§ **WHAT YOU WILL DO**
Write out the listing below without alteration, omitting its pictures.

§ **SOURCE DATA**

■ ■ ■ ■

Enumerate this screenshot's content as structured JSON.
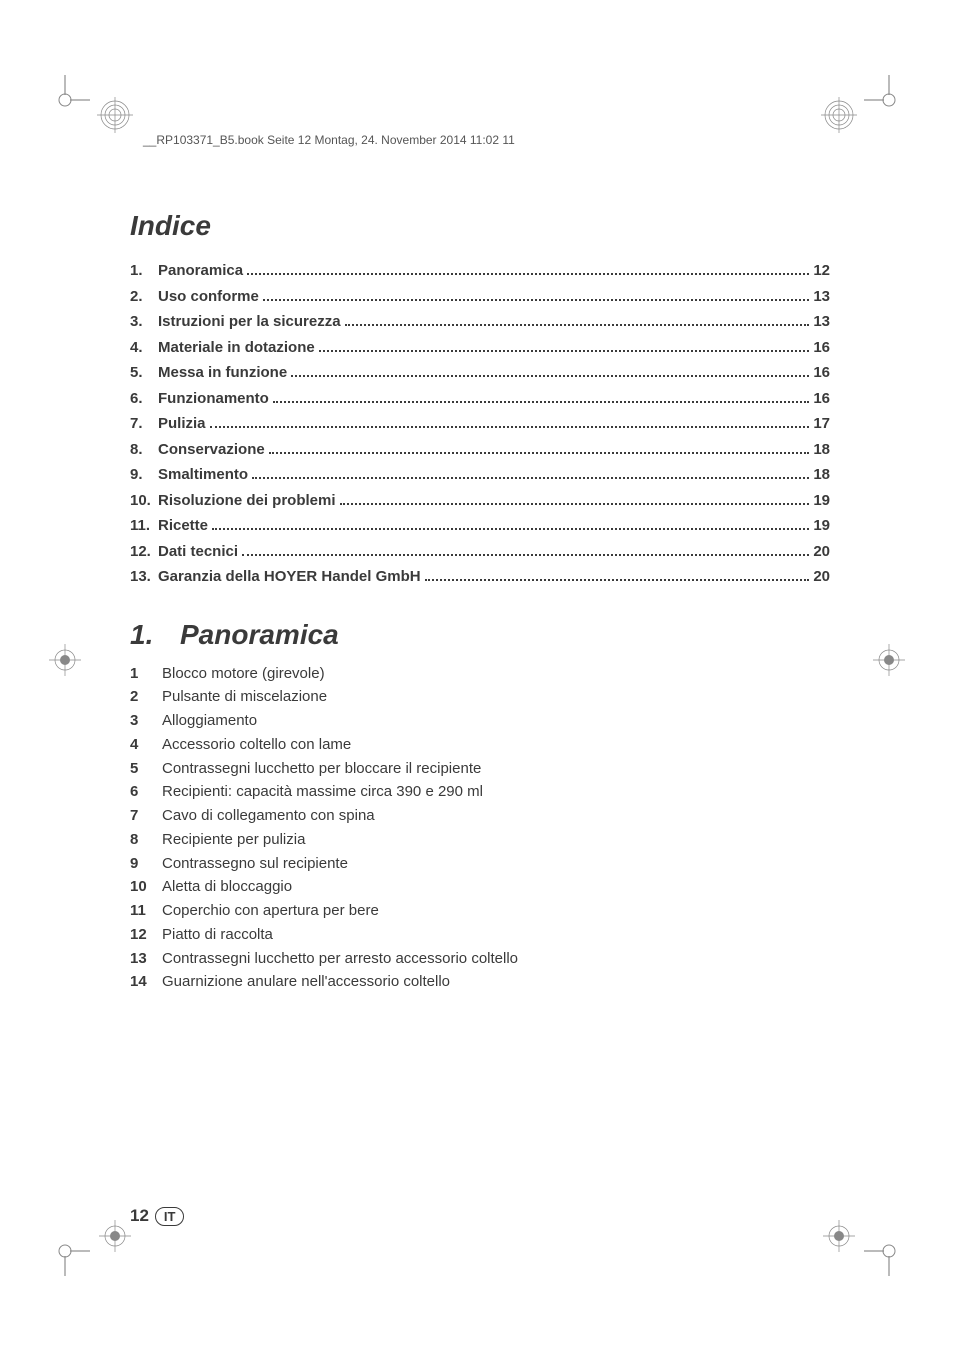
{
  "header": {
    "filename_line": "__RP103371_B5.book  Seite 12  Montag, 24. November 2014  11:02 11"
  },
  "toc": {
    "title": "Indice",
    "items": [
      {
        "num": "1.",
        "label": "Panoramica",
        "page": "12"
      },
      {
        "num": "2.",
        "label": "Uso conforme",
        "page": "13"
      },
      {
        "num": "3.",
        "label": "Istruzioni per la sicurezza",
        "page": "13"
      },
      {
        "num": "4.",
        "label": "Materiale in dotazione",
        "page": "16"
      },
      {
        "num": "5.",
        "label": "Messa in funzione",
        "page": "16"
      },
      {
        "num": "6.",
        "label": "Funzionamento",
        "page": "16"
      },
      {
        "num": "7.",
        "label": "Pulizia",
        "page": "17"
      },
      {
        "num": "8.",
        "label": "Conservazione",
        "page": "18"
      },
      {
        "num": "9.",
        "label": "Smaltimento",
        "page": "18"
      },
      {
        "num": "10.",
        "label": "Risoluzione dei problemi",
        "page": "19"
      },
      {
        "num": "11.",
        "label": "Ricette",
        "page": "19"
      },
      {
        "num": "12.",
        "label": "Dati tecnici",
        "page": "20"
      },
      {
        "num": "13.",
        "label": "Garanzia della HOYER Handel GmbH",
        "page": "20"
      }
    ]
  },
  "section": {
    "num": "1.",
    "title": "Panoramica",
    "items": [
      {
        "num": "1",
        "text": "Blocco motore (girevole)"
      },
      {
        "num": "2",
        "text": "Pulsante di miscelazione"
      },
      {
        "num": "3",
        "text": "Alloggiamento"
      },
      {
        "num": "4",
        "text": "Accessorio coltello con lame"
      },
      {
        "num": "5",
        "text": "Contrassegni lucchetto per bloccare il recipiente"
      },
      {
        "num": "6",
        "text": "Recipienti: capacità massime circa 390 e 290 ml"
      },
      {
        "num": "7",
        "text": "Cavo di collegamento con spina"
      },
      {
        "num": "8",
        "text": "Recipiente per pulizia"
      },
      {
        "num": "9",
        "text": "Contrassegno sul recipiente"
      },
      {
        "num": "10",
        "text": "Aletta di bloccaggio"
      },
      {
        "num": "11",
        "text": "Coperchio con apertura per bere"
      },
      {
        "num": "12",
        "text": "Piatto di raccolta"
      },
      {
        "num": "13",
        "text": "Contrassegni lucchetto per arresto accessorio coltello"
      },
      {
        "num": "14",
        "text": "Guarnizione anulare nell'accessorio coltello"
      }
    ]
  },
  "footer": {
    "page": "12",
    "lang": "IT"
  },
  "colors": {
    "text": "#3a3a3a",
    "background": "#ffffff"
  }
}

■ ■ ■ ■

§ **REPLY TO THE EXERCISE**
Enumerate this screenshot's content as structured JSON.
{
  "header": {
    "filename_line": "__RP103371_B5.book  Seite 12  Montag, 24. November 2014  11:02 11"
  },
  "toc": {
    "title": "Indice",
    "items": [
      {
        "num": "1.",
        "label": "Panoramica",
        "page": "12"
      },
      {
        "num": "2.",
        "label": "Uso conforme",
        "page": "13"
      },
      {
        "num": "3.",
        "label": "Istruzioni per la sicurezza",
        "page": "13"
      },
      {
        "num": "4.",
        "label": "Materiale in dotazione",
        "page": "16"
      },
      {
        "num": "5.",
        "label": "Messa in funzione",
        "page": "16"
      },
      {
        "num": "6.",
        "label": "Funzionamento",
        "page": "16"
      },
      {
        "num": "7.",
        "label": "Pulizia",
        "page": "17"
      },
      {
        "num": "8.",
        "label": "Conservazione",
        "page": "18"
      },
      {
        "num": "9.",
        "label": "Smaltimento",
        "page": "18"
      },
      {
        "num": "10.",
        "label": "Risoluzione dei problemi",
        "page": "19"
      },
      {
        "num": "11.",
        "label": "Ricette",
        "page": "19"
      },
      {
        "num": "12.",
        "label": "Dati tecnici",
        "page": "20"
      },
      {
        "num": "13.",
        "label": "Garanzia della HOYER Handel GmbH",
        "page": "20"
      }
    ]
  },
  "section": {
    "num": "1.",
    "title": "Panoramica",
    "items": [
      {
        "num": "1",
        "text": "Blocco motore (girevole)"
      },
      {
        "num": "2",
        "text": "Pulsante di miscelazione"
      },
      {
        "num": "3",
        "text": "Alloggiamento"
      },
      {
        "num": "4",
        "text": "Accessorio coltello con lame"
      },
      {
        "num": "5",
        "text": "Contrassegni lucchetto per bloccare il recipiente"
      },
      {
        "num": "6",
        "text": "Recipienti: capacità massime circa 390 e 290 ml"
      },
      {
        "num": "7",
        "text": "Cavo di collegamento con spina"
      },
      {
        "num": "8",
        "text": "Recipiente per pulizia"
      },
      {
        "num": "9",
        "text": "Contrassegno sul recipiente"
      },
      {
        "num": "10",
        "text": "Aletta di bloccaggio"
      },
      {
        "num": "11",
        "text": "Coperchio con apertura per bere"
      },
      {
        "num": "12",
        "text": "Piatto di raccolta"
      },
      {
        "num": "13",
        "text": "Contrassegni lucchetto per arresto accessorio coltello"
      },
      {
        "num": "14",
        "text": "Guarnizione anulare nell'accessorio coltello"
      }
    ]
  },
  "footer": {
    "page": "12",
    "lang": "IT"
  },
  "colors": {
    "text": "#3a3a3a",
    "background": "#ffffff"
  }
}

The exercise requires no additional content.